== Provided entries ==

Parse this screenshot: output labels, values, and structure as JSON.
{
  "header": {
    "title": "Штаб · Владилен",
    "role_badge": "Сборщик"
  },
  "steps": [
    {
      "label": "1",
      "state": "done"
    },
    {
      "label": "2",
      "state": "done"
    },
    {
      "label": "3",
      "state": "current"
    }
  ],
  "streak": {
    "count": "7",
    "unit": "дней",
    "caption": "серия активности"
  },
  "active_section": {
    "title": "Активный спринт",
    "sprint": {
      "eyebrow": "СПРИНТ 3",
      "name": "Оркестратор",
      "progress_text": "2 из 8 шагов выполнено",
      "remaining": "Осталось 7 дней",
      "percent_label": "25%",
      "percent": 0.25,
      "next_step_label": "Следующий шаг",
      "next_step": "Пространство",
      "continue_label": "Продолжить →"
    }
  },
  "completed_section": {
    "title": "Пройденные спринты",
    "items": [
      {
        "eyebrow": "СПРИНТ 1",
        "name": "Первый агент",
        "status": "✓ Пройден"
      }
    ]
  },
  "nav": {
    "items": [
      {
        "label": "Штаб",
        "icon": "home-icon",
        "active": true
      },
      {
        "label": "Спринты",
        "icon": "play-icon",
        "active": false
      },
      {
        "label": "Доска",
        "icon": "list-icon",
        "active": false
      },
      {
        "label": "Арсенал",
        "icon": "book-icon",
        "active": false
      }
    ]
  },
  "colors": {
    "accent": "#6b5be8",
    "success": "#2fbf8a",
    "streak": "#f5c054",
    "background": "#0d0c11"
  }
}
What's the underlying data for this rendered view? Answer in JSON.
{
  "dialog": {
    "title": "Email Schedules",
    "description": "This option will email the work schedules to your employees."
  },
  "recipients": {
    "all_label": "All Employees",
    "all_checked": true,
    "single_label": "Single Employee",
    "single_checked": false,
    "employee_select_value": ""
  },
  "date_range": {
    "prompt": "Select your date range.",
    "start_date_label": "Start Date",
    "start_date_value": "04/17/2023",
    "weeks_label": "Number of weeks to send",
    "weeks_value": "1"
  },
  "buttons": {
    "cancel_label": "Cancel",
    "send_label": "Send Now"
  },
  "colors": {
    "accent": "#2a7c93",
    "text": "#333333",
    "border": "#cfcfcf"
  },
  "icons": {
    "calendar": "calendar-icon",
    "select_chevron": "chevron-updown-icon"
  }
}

== Problem to solve ==
Above are the records; retype them all without a single difference.

== Result ==
Parse this screenshot: output labels, values, and structure as JSON.
{
  "header": {
    "title": "Штаб · Владилен",
    "role_badge": "Сборщик"
  },
  "steps": [
    {
      "label": "1",
      "state": "done"
    },
    {
      "label": "2",
      "state": "done"
    },
    {
      "label": "3",
      "state": "current"
    }
  ],
  "streak": {
    "count": "7",
    "unit": "дней",
    "caption": "серия активности"
  },
  "active_section": {
    "title": "Активный спринт",
    "sprint": {
      "eyebrow": "СПРИНТ 3",
      "name": "Оркестратор",
      "progress_text": "2 из 8 шагов выполнено",
      "remaining": "Осталось 7 дней",
      "percent_label": "25%",
      "percent": 0.25,
      "next_step_label": "Следующий шаг",
      "next_step": "Пространство",
      "continue_label": "Продолжить →"
    }
  },
  "completed_section": {
    "title": "Пройденные спринты",
    "items": [
      {
        "eyebrow": "СПРИНТ 1",
        "name": "Первый агент",
        "status": "✓ Пройден"
      }
    ]
  },
  "nav": {
    "items": [
      {
        "label": "Штаб",
        "icon": "home-icon",
        "active": true
      },
      {
        "label": "Спринты",
        "icon": "play-icon",
        "active": false
      },
      {
        "label": "Доска",
        "icon": "list-icon",
        "active": false
      },
      {
        "label": "Арсенал",
        "icon": "book-icon",
        "active": false
      }
    ]
  },
  "colors": {
    "accent": "#6b5be8",
    "success": "#2fbf8a",
    "streak": "#f5c054",
    "background": "#0d0c11"
  }
}
What's the underlying data for this rendered view? Answer in JSON.
{
  "dialog": {
    "title": "Email Schedules",
    "description": "This option will email the work schedules to your employees."
  },
  "recipients": {
    "all_label": "All Employees",
    "all_checked": true,
    "single_label": "Single Employee",
    "single_checked": false,
    "employee_select_value": ""
  },
  "date_range": {
    "prompt": "Select your date range.",
    "start_date_label": "Start Date",
    "start_date_value": "04/17/2023",
    "weeks_label": "Number of weeks to send",
    "weeks_value": "1"
  },
  "buttons": {
    "cancel_label": "Cancel",
    "send_label": "Send Now"
  },
  "colors": {
    "accent": "#2a7c93",
    "text": "#333333",
    "border": "#cfcfcf"
  },
  "icons": {
    "calendar": "calendar-icon",
    "select_chevron": "chevron-updown-icon"
  }
}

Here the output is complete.